Воспоминания, мемуары — пожалуй, самый вольный, неуправляемый род литературы, не подчиняющийся определенным законам жанра, если подобные законы вообще существуют. Помимо того, что мемуарист способен что-то забыть или напутать, он еще может припомнить то, что следует забыть; по этой причине немало мемуарных рукописей подолгу дожидалось своего часа. Освещать пламенем воспоминаний тьму минувших лет было до последнего времени занятием — выразимся деликатно — не всегда похвальным.
Алигер не соблюдает в своих мемуарах бесстрастия историка, она и не стремится к этому. Да по правде сказать, читателю было бы если не подозрительно, то уж во всяком случае нежелательно и неприятно это бесстрастие: события, психология, судьбы людей давних лет — а в общем-то и не столь уж давних — настолько прихотливо смещены и чреваты всяческими зигзагами, что перед мужественным мемуаристом неизбежно стоит как бы двойная задача: достоверно поведать, как было, как ощущали себя люди того времени, в том числе и сам мемуарист, однако не менее важно, что́ он думает сейчас, сегодня о том времени и опять-таки о себе самом того времени. Мужество мемуариста и его правдивость заключаются для нас, нынешних, в том, чтобы, вспоминая минувшие годы, он не опрокидывал себя сегодняшнего в те времена, не вооружал себя тогдашнего нынешней прозорливостью задним числом.

[ИЗУЧИТЕ МАТЕРИАЛ]:
a) Ответьте на вопросы по тексту о мемуарах, пометив ответы теми же знаками, что и вопросы.
(i) Каким родом литературы названы воспоминания и мемуары в начале текста?
(ii) Чего, по словам текста, не соблюдает Алигер в своих мемуарах?
(iii) В чём, согласно тексту, заключаются мужество мемуариста и его правдивость?
b) Продолжите текст о мемуарах Алигер после его последнего предложения.

[Записи из набора данных]:

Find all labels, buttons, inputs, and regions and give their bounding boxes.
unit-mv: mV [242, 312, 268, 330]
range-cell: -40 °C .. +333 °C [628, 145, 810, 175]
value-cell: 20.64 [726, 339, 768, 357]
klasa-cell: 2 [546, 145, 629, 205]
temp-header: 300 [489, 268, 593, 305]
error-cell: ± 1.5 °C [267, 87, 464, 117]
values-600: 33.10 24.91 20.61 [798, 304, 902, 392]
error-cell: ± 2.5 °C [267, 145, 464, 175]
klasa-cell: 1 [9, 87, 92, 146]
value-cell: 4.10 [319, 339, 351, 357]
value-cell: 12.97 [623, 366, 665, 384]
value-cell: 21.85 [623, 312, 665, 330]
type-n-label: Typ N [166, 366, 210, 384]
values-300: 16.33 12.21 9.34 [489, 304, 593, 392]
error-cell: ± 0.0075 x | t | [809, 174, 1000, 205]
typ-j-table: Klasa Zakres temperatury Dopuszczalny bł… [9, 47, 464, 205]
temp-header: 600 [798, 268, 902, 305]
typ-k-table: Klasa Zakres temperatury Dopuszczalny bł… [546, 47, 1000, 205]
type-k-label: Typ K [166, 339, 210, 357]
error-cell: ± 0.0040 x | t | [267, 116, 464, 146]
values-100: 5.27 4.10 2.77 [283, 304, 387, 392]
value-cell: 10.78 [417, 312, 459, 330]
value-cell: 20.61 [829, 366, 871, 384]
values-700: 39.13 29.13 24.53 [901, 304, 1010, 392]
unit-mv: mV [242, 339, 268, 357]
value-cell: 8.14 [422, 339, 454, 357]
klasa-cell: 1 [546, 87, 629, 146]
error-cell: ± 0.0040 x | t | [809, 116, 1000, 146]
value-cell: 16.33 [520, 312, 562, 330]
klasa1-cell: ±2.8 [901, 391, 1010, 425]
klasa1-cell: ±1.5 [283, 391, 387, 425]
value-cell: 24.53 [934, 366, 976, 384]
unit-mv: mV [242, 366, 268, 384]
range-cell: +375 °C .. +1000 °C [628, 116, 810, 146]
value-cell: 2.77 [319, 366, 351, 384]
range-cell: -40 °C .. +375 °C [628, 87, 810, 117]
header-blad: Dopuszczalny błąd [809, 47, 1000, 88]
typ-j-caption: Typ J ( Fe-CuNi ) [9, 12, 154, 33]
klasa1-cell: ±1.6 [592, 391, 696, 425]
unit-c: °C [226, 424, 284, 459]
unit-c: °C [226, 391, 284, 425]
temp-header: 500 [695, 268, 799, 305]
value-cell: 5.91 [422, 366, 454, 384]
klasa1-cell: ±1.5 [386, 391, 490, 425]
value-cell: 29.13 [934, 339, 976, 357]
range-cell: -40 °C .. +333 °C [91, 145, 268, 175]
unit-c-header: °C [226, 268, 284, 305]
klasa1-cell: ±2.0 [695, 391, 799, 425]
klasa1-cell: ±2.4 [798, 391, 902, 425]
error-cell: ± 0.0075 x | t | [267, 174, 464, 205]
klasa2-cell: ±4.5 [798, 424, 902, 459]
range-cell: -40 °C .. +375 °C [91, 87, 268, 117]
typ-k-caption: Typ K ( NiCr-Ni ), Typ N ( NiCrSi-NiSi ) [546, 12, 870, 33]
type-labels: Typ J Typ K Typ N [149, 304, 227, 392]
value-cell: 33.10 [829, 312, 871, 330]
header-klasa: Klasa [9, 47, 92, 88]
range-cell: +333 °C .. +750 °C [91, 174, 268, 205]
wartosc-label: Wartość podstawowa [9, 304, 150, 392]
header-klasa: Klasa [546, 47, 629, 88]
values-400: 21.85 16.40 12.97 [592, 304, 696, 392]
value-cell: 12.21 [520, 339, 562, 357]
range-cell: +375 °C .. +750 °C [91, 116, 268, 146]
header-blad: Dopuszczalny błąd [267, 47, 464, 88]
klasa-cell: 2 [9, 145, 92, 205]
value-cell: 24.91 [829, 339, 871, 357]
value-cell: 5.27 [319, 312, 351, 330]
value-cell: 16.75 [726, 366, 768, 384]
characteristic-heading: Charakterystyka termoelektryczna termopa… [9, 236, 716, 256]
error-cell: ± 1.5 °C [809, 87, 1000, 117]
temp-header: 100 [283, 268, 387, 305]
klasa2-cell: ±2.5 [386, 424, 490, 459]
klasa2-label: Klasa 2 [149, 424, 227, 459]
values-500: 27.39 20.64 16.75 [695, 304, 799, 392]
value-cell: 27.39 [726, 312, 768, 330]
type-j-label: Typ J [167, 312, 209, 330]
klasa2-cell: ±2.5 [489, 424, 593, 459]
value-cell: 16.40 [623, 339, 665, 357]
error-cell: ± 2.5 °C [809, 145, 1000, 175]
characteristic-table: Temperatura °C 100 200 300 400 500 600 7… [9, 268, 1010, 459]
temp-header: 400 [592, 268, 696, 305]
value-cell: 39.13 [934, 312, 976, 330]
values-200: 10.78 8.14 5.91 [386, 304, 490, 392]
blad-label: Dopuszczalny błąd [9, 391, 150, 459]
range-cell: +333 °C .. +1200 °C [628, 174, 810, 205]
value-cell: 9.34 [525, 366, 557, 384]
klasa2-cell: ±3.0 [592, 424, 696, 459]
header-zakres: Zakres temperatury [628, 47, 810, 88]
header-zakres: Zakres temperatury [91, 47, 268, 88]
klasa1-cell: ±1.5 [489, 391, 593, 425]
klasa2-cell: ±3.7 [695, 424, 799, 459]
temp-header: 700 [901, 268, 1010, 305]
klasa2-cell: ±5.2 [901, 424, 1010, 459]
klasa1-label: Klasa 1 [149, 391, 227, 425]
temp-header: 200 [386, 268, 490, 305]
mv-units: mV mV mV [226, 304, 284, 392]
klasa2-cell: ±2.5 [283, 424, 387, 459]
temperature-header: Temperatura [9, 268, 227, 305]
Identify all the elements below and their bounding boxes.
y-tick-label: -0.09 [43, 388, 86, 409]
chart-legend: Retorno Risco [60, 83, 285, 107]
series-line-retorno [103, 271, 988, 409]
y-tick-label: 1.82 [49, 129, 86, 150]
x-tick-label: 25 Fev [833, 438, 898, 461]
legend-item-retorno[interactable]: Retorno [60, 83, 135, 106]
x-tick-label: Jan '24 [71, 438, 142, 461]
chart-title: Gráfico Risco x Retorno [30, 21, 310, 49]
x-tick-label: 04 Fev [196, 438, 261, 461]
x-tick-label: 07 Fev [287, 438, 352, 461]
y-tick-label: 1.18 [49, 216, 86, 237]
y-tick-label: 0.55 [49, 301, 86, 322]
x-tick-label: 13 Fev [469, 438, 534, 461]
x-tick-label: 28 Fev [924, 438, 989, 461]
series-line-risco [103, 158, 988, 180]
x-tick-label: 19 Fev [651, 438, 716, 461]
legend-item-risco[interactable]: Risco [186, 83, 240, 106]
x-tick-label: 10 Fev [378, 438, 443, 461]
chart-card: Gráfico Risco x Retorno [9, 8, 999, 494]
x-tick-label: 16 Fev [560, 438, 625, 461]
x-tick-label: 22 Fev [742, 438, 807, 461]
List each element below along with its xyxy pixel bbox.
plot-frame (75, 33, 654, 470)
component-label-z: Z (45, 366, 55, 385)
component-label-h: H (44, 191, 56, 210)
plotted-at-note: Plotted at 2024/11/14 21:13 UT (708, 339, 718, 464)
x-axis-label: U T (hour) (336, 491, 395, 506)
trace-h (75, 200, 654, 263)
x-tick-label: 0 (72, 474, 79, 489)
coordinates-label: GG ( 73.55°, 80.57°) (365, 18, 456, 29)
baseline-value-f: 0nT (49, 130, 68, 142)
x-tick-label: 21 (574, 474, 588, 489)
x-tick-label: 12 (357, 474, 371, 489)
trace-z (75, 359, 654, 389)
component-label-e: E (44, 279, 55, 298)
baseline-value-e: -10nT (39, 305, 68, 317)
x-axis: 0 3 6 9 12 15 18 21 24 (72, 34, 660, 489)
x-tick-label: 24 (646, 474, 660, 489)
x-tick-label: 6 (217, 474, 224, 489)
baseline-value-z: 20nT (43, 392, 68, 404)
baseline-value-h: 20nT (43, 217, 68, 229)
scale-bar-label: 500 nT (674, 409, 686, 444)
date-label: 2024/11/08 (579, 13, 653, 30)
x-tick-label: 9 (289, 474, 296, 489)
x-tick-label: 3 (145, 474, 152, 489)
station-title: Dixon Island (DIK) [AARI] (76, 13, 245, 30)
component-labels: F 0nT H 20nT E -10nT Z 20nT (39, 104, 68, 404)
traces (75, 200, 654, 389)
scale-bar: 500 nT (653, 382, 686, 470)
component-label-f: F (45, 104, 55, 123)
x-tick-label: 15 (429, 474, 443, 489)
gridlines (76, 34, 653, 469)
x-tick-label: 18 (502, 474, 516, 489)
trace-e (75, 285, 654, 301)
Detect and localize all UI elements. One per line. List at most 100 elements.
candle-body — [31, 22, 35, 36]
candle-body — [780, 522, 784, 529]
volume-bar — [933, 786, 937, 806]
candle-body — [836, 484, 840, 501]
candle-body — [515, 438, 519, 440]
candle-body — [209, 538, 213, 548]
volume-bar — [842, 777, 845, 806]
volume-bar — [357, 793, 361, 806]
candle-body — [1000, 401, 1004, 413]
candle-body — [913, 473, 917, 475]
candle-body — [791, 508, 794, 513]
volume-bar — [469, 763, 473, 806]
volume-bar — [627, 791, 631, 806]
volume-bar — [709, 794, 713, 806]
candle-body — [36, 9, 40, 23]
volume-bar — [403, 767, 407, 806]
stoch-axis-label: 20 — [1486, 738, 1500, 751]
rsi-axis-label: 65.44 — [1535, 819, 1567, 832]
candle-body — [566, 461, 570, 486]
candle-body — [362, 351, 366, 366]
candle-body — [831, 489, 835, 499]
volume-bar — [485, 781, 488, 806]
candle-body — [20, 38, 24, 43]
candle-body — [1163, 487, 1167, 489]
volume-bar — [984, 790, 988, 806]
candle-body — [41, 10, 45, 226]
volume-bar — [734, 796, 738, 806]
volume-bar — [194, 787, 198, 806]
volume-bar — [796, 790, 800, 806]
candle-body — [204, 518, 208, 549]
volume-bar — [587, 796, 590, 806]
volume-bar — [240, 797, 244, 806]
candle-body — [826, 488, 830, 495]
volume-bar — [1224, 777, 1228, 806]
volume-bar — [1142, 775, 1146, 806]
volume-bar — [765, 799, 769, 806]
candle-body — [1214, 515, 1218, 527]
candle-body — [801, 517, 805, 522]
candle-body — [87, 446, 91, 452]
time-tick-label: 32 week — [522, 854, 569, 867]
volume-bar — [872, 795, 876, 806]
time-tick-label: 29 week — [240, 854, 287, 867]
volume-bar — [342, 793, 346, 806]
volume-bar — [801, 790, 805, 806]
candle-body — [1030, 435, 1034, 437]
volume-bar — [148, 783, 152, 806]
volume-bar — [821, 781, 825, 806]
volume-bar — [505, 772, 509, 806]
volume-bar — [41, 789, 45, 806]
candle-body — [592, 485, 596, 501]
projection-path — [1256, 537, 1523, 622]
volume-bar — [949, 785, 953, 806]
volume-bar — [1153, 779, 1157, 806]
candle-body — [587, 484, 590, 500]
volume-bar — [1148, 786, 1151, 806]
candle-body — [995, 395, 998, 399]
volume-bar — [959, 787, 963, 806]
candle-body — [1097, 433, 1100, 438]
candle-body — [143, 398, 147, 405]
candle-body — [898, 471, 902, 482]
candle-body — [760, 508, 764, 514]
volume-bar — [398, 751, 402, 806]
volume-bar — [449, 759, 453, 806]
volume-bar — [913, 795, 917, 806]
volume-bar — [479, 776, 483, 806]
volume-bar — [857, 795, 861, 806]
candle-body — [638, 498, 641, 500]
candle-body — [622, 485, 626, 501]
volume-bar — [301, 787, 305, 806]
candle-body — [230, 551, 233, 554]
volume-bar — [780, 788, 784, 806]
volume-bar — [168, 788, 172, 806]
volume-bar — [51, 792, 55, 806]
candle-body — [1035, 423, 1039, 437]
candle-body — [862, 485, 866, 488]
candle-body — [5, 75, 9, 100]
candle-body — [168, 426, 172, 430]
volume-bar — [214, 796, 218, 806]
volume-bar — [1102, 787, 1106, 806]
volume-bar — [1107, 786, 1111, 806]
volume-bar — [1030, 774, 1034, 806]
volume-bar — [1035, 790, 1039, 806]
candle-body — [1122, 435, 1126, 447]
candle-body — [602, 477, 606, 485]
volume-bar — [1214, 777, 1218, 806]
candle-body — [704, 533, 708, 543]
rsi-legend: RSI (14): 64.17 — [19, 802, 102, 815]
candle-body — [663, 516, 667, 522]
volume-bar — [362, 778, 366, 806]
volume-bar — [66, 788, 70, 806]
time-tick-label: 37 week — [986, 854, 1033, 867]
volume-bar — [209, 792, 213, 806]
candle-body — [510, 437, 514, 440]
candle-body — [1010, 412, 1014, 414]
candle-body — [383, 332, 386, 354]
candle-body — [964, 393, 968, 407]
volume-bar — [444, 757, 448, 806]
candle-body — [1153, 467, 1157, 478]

[РЕЗУЛЬТАТЫ УПРАЖНЕНИЯ]:
a)
(i) Самым вольным, неуправляемым родом литературы, не подчиняющимся определённым законам жанра.
(ii) Бесстрастия историка.
(iii) В том, чтобы, вспоминая минувшие годы, он не опрокидывал себя сегодняшнего в те времена и не вооружал себя тогдашнего нынешней прозорливостью задним числом.

b)
Память человека избирательна. Разные люди, наблюдающие одно и то же явление, запоминают вовсе не одинаковые черты этого явления. И тут дело не в крепости, не в стойкости памяти, а в нравственном облике человека, припоминающего то, чему он был свидетелем. Наблюдая жизнь, мы прежде всего видим то, что соответствует нашему душевному и духовному складу. Кстати, опытные юристы знают эти свойства свидетельских показаний и относятся к ним с выборочной осторожностью.
Субъективность показаний Маргариты Алигер, субъективность, которую она не скрывает и даже настаивает на ней, завоевана тревогой прикасания к острым периодам прожитой жизни.
А собственно, почему это так уж зазорно — мыслить субъективно? Все дело, я полагаю, в том, каков субъект. Изрекать объективные соображения способен, между прочим, и совершенно ничтожный человек. Его и не видно будет за этими, или, если хотите, под этими соображениями. Не говоря уж о том, что те мысли, которые представлялись нам в свое время субъективными, случалось, оказывались потом вполне объективными.
Я упоминал, что в подзаголовке «Тропинки во ржи» обозначено: «О поэзии и поэтах». Это верно. Маргарита Алигер выстраивает перед нами блистательную гвардию русских советских поэтов — их имена врублены в историю нашей литературы. Однако книга эта не только о поэзии и поэтах. Она и о времени. Об огромном, по нашим масштабам, отрезке эпохи.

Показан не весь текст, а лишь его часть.